# [GOAL]
Answer with a single number: the count of lines that include the string "text".

# [INPUT RECORDS]
==============================

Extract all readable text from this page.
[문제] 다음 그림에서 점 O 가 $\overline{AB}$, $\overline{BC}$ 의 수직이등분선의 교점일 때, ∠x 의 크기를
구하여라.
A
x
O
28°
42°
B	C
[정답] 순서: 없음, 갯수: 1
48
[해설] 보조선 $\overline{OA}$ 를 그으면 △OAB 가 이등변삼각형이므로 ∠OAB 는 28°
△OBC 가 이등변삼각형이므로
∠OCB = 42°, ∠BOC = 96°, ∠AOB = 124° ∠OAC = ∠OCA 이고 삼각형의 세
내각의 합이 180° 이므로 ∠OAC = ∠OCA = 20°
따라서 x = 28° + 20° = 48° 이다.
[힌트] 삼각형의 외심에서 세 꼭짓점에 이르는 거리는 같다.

==============================

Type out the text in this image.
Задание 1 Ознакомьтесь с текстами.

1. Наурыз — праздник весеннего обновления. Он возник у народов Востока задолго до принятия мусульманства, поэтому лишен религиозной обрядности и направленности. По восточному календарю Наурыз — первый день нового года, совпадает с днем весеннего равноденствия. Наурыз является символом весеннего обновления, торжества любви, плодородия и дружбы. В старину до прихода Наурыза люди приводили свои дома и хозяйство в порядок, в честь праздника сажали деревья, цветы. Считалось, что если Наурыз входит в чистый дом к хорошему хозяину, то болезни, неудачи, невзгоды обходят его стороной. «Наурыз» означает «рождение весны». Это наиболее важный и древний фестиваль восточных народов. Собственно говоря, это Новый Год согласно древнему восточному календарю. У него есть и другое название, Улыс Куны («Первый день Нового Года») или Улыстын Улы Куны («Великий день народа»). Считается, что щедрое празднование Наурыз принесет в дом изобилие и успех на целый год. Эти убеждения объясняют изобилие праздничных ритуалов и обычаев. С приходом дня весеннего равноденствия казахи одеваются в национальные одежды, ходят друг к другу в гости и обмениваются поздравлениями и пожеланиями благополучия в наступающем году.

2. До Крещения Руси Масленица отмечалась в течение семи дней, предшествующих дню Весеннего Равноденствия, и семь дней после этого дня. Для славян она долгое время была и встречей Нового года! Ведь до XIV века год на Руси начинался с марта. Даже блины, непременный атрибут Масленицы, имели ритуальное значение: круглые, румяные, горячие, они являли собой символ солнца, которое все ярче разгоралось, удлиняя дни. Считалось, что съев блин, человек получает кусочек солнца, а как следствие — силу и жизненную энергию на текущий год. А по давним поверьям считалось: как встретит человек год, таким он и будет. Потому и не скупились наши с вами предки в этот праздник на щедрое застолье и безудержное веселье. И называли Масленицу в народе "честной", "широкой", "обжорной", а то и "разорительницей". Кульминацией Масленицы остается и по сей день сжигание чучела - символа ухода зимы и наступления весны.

==============================

# [COMPLETE ANSWER]
2